## Exercise task
Each entry below is to be duplicated verbatim.

== Dataset excerpts

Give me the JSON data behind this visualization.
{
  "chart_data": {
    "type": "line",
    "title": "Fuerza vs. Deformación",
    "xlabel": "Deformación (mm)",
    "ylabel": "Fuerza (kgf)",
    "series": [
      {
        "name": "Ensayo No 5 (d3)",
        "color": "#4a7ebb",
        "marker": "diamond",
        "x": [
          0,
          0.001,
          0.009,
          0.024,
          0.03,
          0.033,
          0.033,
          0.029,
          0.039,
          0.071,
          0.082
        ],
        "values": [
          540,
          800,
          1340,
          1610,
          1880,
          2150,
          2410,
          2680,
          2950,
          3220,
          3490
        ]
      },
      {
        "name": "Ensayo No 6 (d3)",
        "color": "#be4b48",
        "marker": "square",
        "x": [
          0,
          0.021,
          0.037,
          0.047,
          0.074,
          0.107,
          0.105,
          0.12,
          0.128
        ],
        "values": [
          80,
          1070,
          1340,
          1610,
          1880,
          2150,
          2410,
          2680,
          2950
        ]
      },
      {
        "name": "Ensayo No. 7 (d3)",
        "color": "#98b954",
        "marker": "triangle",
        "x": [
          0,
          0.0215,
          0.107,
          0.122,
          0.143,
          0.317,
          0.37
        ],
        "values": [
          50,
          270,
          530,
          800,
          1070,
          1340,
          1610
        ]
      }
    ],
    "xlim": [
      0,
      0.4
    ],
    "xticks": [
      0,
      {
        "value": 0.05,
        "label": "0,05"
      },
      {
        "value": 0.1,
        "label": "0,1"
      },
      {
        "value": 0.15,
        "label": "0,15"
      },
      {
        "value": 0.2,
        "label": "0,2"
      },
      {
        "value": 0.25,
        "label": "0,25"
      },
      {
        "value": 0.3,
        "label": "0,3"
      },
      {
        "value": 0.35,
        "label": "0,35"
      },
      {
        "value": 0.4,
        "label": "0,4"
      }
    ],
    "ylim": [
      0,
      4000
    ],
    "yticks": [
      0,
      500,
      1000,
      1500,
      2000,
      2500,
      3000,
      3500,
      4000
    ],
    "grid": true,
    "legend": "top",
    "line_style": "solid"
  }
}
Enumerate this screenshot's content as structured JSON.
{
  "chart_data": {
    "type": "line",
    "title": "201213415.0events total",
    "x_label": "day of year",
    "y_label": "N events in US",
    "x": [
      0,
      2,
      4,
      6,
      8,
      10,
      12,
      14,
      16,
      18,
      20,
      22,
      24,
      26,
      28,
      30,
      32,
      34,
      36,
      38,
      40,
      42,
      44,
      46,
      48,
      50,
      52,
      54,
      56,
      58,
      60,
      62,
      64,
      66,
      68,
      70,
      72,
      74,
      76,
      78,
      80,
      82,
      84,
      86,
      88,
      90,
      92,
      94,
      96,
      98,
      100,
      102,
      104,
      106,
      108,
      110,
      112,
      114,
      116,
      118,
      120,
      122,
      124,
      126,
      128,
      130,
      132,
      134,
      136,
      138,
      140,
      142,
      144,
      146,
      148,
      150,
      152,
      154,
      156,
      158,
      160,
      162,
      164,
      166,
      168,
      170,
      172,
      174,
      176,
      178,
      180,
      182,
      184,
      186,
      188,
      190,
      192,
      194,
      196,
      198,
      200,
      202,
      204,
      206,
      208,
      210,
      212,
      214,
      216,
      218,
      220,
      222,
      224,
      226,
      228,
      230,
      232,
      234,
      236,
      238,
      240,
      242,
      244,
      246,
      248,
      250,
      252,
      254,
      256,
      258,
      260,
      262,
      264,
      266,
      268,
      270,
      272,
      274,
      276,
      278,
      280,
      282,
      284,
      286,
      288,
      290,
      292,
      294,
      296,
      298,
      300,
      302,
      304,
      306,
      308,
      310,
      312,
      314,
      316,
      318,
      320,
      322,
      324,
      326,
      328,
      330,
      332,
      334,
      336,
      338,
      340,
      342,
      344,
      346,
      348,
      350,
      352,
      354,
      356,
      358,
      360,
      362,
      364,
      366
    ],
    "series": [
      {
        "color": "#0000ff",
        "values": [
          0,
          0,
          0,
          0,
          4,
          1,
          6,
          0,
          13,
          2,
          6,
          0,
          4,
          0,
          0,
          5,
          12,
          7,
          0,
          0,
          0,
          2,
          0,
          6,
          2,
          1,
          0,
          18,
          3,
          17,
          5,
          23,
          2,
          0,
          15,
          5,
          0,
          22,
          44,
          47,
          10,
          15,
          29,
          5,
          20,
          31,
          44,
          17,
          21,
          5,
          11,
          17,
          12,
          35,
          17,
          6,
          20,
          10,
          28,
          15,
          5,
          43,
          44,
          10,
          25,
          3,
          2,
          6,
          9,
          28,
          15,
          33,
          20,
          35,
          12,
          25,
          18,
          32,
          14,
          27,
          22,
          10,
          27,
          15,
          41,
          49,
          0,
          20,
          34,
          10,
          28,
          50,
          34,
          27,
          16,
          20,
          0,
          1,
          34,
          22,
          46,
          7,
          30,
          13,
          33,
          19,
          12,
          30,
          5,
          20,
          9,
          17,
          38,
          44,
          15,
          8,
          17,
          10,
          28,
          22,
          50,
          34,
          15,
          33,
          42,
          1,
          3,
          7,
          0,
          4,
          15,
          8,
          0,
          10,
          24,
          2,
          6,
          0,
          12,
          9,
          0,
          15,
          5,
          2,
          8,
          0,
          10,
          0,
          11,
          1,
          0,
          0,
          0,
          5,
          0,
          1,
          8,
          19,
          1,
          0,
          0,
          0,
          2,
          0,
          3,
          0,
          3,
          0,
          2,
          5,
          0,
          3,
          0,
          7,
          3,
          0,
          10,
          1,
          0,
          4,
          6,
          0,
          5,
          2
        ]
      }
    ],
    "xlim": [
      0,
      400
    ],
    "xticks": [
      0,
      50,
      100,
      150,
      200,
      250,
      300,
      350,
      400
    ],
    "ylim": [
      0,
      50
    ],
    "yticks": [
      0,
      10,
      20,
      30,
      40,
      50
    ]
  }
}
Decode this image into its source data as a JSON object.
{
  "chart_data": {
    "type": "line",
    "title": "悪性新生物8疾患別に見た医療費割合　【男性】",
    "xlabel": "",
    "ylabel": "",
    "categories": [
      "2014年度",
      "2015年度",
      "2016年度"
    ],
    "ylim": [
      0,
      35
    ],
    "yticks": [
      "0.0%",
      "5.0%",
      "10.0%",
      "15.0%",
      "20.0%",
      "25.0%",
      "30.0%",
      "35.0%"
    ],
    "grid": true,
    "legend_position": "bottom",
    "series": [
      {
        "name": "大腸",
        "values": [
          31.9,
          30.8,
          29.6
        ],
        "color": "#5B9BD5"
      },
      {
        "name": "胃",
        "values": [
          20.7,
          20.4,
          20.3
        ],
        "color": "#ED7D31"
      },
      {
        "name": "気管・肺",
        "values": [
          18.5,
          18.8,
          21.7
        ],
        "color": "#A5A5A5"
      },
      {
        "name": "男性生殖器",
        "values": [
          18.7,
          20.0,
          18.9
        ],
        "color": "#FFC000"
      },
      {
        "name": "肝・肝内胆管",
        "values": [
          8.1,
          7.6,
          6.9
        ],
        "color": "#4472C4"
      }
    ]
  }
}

====

## Solved exercise
Give me the JSON data behind this visualization.
{
  "chart_data": {
    "type": "line",
    "title": "Fuerza vs. Deformación",
    "xlabel": "Deformación (mm)",
    "ylabel": "Fuerza (kgf)",
    "series": [
      {
        "name": "Ensayo No 5 (d3)",
        "color": "#4a7ebb",
        "marker": "diamond",
        "x": [
          0,
          0.001,
          0.009,
          0.024,
          0.03,
          0.033,
          0.033,
          0.029,
          0.039,
          0.071,
          0.082
        ],
        "values": [
          540,
          800,
          1340,
          1610,
          1880,
          2150,
          2410,
          2680,
          2950,
          3220,
          3490
        ]
      },
      {
        "name": "Ensayo No 6 (d3)",
        "color": "#be4b48",
        "marker": "square",
        "x": [
          0,
          0.021,
          0.037,
          0.047,
          0.074,
          0.107,
          0.105,
          0.12,
          0.128
        ],
        "values": [
          80,
          1070,
          1340,
          1610,
          1880,
          2150,
          2410,
          2680,
          2950
        ]
      },
      {
        "name": "Ensayo No. 7 (d3)",
        "color": "#98b954",
        "marker": "triangle",
        "x": [
          0,
          0.0215,
          0.107,
          0.122,
          0.143,
          0.317,
          0.37
        ],
        "values": [
          50,
          270,
          530,
          800,
          1070,
          1340,
          1610
        ]
      }
    ],
    "xlim": [
      0,
      0.4
    ],
    "xticks": [
      0,
      {
        "value": 0.05,
        "label": "0,05"
      },
      {
        "value": 0.1,
        "label": "0,1"
      },
      {
        "value": 0.15,
        "label": "0,15"
      },
      {
        "value": 0.2,
        "label": "0,2"
      },
      {
        "value": 0.25,
        "label": "0,25"
      },
      {
        "value": 0.3,
        "label": "0,3"
      },
      {
        "value": 0.35,
        "label": "0,35"
      },
      {
        "value": 0.4,
        "label": "0,4"
      }
    ],
    "ylim": [
      0,
      4000
    ],
    "yticks": [
      0,
      500,
      1000,
      1500,
      2000,
      2500,
      3000,
      3500,
      4000
    ],
    "grid": true,
    "legend": "top",
    "line_style": "solid"
  }
}
Enumerate this screenshot's content as structured JSON.
{
  "chart_data": {
    "type": "line",
    "title": "201213415.0events total",
    "x_label": "day of year",
    "y_label": "N events in US",
    "x": [
      0,
      2,
      4,
      6,
      8,
      10,
      12,
      14,
      16,
      18,
      20,
      22,
      24,
      26,
      28,
      30,
      32,
      34,
      36,
      38,
      40,
      42,
      44,
      46,
      48,
      50,
      52,
      54,
      56,
      58,
      60,
      62,
      64,
      66,
      68,
      70,
      72,
      74,
      76,
      78,
      80,
      82,
      84,
      86,
      88,
      90,
      92,
      94,
      96,
      98,
      100,
      102,
      104,
      106,
      108,
      110,
      112,
      114,
      116,
      118,
      120,
      122,
      124,
      126,
      128,
      130,
      132,
      134,
      136,
      138,
      140,
      142,
      144,
      146,
      148,
      150,
      152,
      154,
      156,
      158,
      160,
      162,
      164,
      166,
      168,
      170,
      172,
      174,
      176,
      178,
      180,
      182,
      184,
      186,
      188,
      190,
      192,
      194,
      196,
      198,
      200,
      202,
      204,
      206,
      208,
      210,
      212,
      214,
      216,
      218,
      220,
      222,
      224,
      226,
      228,
      230,
      232,
      234,
      236,
      238,
      240,
      242,
      244,
      246,
      248,
      250,
      252,
      254,
      256,
      258,
      260,
      262,
      264,
      266,
      268,
      270,
      272,
      274,
      276,
      278,
      280,
      282,
      284,
      286,
      288,
      290,
      292,
      294,
      296,
      298,
      300,
      302,
      304,
      306,
      308,
      310,
      312,
      314,
      316,
      318,
      320,
      322,
      324,
      326,
      328,
      330,
      332,
      334,
      336,
      338,
      340,
      342,
      344,
      346,
      348,
      350,
      352,
      354,
      356,
      358,
      360,
      362,
      364,
      366
    ],
    "series": [
      {
        "color": "#0000ff",
        "values": [
          0,
          0,
          0,
          0,
          4,
          1,
          6,
          0,
          13,
          2,
          6,
          0,
          4,
          0,
          0,
          5,
          12,
          7,
          0,
          0,
          0,
          2,
          0,
          6,
          2,
          1,
          0,
          18,
          3,
          17,
          5,
          23,
          2,
          0,
          15,
          5,
          0,
          22,
          44,
          47,
          10,
          15,
          29,
          5,
          20,
          31,
          44,
          17,
          21,
          5,
          11,
          17,
          12,
          35,
          17,
          6,
          20,
          10,
          28,
          15,
          5,
          43,
          44,
          10,
          25,
          3,
          2,
          6,
          9,
          28,
          15,
          33,
          20,
          35,
          12,
          25,
          18,
          32,
          14,
          27,
          22,
          10,
          27,
          15,
          41,
          49,
          0,
          20,
          34,
          10,
          28,
          50,
          34,
          27,
          16,
          20,
          0,
          1,
          34,
          22,
          46,
          7,
          30,
          13,
          33,
          19,
          12,
          30,
          5,
          20,
          9,
          17,
          38,
          44,
          15,
          8,
          17,
          10,
          28,
          22,
          50,
          34,
          15,
          33,
          42,
          1,
          3,
          7,
          0,
          4,
          15,
          8,
          0,
          10,
          24,
          2,
          6,
          0,
          12,
          9,
          0,
          15,
          5,
          2,
          8,
          0,
          10,
          0,
          11,
          1,
          0,
          0,
          0,
          5,
          0,
          1,
          8,
          19,
          1,
          0,
          0,
          0,
          2,
          0,
          3,
          0,
          3,
          0,
          2,
          5,
          0,
          3,
          0,
          7,
          3,
          0,
          10,
          1,
          0,
          4,
          6,
          0,
          5,
          2
        ]
      }
    ],
    "xlim": [
      0,
      400
    ],
    "xticks": [
      0,
      50,
      100,
      150,
      200,
      250,
      300,
      350,
      400
    ],
    "ylim": [
      0,
      50
    ],
    "yticks": [
      0,
      10,
      20,
      30,
      40,
      50
    ]
  }
}
Decode this image into its source data as a JSON object.
{
  "chart_data": {
    "type": "line",
    "title": "悪性新生物8疾患別に見た医療費割合　【男性】",
    "xlabel": "",
    "ylabel": "",
    "categories": [
      "2014年度",
      "2015年度",
      "2016年度"
    ],
    "ylim": [
      0,
      35
    ],
    "yticks": [
      "0.0%",
      "5.0%",
      "10.0%",
      "15.0%",
      "20.0%",
      "25.0%",
      "30.0%",
      "35.0%"
    ],
    "grid": true,
    "legend_position": "bottom",
    "series": [
      {
        "name": "大腸",
        "values": [
          31.9,
          30.8,
          29.6
        ],
        "color": "#5B9BD5"
      },
      {
        "name": "胃",
        "values": [
          20.7,
          20.4,
          20.3
        ],
        "color": "#ED7D31"
      },
      {
        "name": "気管・肺",
        "values": [
          18.5,
          18.8,
          21.7
        ],
        "color": "#A5A5A5"
      },
      {
        "name": "男性生殖器",
        "values": [
          18.7,
          20.0,
          18.9
        ],
        "color": "#FFC000"
      },
      {
        "name": "肝・肝内胆管",
        "values": [
          8.1,
          7.6,
          6.9
        ],
        "color": "#4472C4"
      }
    ]
  }
}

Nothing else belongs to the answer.